> [Task goal]
Copy the lines below verbatim, beginning with the line that includes "Read this page and output its text content." and continuing to the end; leave out everything before it.

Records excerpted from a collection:
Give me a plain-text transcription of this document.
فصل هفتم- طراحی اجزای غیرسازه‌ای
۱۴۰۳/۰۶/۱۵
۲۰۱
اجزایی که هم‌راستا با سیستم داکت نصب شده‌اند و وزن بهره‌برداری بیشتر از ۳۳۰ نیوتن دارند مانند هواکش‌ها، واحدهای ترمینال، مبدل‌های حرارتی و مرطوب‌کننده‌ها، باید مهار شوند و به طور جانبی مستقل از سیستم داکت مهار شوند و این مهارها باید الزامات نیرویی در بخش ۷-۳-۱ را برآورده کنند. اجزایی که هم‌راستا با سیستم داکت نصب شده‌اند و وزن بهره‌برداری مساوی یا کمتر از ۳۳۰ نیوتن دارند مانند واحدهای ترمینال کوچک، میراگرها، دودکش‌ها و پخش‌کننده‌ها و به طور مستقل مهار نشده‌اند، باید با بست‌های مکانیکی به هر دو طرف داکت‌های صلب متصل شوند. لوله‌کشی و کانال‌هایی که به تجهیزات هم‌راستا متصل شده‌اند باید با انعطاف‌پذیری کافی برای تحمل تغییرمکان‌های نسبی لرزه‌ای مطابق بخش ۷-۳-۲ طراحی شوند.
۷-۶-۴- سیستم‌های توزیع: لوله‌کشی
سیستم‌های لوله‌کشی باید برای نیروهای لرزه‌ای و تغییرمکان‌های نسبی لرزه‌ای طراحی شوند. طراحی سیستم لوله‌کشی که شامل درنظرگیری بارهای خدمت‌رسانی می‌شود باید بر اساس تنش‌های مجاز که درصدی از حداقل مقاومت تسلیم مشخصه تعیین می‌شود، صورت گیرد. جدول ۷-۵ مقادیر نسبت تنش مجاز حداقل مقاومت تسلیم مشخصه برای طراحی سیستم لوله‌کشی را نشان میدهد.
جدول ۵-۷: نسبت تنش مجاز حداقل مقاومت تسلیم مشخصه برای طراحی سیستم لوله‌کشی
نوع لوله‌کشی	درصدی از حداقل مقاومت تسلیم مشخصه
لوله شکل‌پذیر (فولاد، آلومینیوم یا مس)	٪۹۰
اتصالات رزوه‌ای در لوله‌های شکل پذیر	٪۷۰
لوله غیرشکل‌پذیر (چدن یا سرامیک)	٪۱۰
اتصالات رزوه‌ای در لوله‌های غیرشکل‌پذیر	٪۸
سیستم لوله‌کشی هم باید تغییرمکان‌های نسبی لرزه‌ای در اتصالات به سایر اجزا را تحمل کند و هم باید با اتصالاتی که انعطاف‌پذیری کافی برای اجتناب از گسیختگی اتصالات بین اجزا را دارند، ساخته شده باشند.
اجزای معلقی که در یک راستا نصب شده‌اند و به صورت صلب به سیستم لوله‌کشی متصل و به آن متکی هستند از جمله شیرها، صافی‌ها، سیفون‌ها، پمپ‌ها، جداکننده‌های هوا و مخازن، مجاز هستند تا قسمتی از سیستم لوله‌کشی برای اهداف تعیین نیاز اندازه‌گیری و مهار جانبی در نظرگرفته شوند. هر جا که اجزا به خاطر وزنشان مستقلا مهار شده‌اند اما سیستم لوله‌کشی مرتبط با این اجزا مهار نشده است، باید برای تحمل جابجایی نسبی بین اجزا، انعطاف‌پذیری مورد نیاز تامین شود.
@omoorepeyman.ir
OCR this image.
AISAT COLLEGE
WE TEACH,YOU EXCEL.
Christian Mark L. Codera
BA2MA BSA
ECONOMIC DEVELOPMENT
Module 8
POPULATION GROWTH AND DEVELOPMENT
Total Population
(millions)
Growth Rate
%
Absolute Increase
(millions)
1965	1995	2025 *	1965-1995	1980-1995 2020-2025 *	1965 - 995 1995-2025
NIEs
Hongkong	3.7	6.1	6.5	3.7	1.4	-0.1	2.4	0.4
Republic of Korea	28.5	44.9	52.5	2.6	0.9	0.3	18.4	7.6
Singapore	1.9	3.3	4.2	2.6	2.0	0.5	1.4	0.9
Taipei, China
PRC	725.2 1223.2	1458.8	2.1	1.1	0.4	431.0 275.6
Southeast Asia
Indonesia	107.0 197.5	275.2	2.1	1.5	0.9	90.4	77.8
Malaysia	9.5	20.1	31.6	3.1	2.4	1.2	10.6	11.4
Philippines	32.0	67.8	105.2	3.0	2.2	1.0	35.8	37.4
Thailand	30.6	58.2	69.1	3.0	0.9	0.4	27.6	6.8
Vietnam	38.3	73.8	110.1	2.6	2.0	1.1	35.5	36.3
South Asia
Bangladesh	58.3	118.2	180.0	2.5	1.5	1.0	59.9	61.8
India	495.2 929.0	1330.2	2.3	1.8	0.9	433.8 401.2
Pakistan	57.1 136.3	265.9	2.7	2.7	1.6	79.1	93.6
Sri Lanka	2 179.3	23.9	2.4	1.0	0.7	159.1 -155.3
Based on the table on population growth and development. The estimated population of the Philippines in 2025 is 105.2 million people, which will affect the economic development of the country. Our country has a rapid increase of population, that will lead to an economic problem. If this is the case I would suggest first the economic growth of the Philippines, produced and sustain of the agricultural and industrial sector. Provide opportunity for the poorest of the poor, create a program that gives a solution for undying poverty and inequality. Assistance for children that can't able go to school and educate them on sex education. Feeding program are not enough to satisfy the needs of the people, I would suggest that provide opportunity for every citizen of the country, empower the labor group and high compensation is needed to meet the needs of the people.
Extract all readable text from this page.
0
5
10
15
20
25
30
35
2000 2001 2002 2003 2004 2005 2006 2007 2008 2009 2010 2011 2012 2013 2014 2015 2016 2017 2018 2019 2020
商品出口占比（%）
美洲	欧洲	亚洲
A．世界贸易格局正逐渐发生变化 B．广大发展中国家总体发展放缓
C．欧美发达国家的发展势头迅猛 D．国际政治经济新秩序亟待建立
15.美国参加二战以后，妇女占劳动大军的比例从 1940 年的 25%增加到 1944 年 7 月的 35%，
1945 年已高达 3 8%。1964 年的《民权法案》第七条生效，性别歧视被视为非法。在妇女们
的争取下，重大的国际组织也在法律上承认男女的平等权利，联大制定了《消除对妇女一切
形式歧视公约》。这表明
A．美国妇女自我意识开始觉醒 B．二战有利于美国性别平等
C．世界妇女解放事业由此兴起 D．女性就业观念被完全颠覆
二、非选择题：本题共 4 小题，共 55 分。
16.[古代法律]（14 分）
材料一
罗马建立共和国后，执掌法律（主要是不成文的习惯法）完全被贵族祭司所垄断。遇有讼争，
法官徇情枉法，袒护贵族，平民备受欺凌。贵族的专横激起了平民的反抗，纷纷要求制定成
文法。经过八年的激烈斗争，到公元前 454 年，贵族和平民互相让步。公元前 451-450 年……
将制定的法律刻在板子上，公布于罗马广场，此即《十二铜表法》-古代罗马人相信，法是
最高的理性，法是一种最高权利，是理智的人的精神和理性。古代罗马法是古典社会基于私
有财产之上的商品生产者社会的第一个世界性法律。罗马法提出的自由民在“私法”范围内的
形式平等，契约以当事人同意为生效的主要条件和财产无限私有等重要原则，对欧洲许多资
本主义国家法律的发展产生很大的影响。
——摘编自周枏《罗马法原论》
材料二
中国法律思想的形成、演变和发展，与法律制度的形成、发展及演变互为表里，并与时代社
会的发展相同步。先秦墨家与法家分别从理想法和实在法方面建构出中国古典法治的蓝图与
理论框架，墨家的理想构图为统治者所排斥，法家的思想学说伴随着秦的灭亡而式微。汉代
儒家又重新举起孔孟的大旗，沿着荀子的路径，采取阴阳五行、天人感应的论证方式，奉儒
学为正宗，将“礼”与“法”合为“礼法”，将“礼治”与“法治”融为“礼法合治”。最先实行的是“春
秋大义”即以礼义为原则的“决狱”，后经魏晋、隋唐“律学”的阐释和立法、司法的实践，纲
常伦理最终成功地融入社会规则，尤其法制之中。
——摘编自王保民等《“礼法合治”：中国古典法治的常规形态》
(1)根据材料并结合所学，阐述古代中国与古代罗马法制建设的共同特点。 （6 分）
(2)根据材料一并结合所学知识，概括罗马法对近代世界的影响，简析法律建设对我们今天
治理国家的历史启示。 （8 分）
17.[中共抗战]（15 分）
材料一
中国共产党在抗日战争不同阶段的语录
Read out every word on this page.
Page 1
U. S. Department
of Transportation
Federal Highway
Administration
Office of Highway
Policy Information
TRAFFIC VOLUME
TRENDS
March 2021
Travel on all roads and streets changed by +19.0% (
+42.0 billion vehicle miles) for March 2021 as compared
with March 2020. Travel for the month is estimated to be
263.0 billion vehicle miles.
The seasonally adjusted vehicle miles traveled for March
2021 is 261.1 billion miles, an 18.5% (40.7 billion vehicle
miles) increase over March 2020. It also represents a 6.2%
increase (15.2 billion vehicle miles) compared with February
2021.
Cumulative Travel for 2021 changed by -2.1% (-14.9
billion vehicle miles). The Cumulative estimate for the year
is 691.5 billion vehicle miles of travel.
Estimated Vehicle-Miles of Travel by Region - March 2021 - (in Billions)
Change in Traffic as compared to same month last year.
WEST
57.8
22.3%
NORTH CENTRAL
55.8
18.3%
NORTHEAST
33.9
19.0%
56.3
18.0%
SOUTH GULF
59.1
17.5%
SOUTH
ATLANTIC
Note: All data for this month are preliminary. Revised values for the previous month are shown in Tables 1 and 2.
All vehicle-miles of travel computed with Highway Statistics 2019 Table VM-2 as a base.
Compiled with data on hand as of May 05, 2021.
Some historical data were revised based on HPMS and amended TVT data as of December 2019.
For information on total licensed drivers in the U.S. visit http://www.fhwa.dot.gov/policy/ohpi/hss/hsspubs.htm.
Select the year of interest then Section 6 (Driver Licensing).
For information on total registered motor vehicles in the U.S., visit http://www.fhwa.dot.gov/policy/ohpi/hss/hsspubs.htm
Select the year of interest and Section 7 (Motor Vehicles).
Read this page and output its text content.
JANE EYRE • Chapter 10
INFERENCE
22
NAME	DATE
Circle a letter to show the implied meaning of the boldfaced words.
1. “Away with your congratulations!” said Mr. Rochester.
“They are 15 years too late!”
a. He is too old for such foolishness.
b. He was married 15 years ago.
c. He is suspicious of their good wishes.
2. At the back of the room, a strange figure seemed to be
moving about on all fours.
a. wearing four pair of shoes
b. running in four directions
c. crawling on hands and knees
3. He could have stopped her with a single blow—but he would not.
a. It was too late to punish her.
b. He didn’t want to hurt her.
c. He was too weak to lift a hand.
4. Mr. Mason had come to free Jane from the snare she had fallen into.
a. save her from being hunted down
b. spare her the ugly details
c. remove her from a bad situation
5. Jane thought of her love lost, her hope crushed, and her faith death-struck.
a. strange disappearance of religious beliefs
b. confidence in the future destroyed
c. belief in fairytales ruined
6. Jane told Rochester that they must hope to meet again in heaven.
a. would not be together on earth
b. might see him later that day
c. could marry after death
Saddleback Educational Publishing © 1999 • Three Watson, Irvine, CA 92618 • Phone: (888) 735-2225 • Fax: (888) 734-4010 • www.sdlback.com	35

> [Completed task]
Read this page and output its text content.
JANE EYRE • Chapter 10
INFERENCE
22
NAME	DATE
Circle a letter to show the implied meaning of the boldfaced words.
1. “Away with your congratulations!” said Mr. Rochester.
“They are 15 years too late!”
a. He is too old for such foolishness.
b. He was married 15 years ago.
c. He is suspicious of their good wishes.
2. At the back of the room, a strange figure seemed to be
moving about on all fours.
a. wearing four pair of shoes
b. running in four directions
c. crawling on hands and knees
3. He could have stopped her with a single blow—but he would not.
a. It was too late to punish her.
b. He didn’t want to hurt her.
c. He was too weak to lift a hand.
4. Mr. Mason had come to free Jane from the snare she had fallen into.
a. save her from being hunted down
b. spare her the ugly details
c. remove her from a bad situation
5. Jane thought of her love lost, her hope crushed, and her faith death-struck.
a. strange disappearance of religious beliefs
b. confidence in the future destroyed
c. belief in fairytales ruined
6. Jane told Rochester that they must hope to meet again in heaven.
a. would not be together on earth
b. might see him later that day
c. could marry after death
Saddleback Educational Publishing © 1999 • Three Watson, Irvine, CA 92618 • Phone: (888) 735-2225 • Fax: (888) 734-4010 • www.sdlback.com	35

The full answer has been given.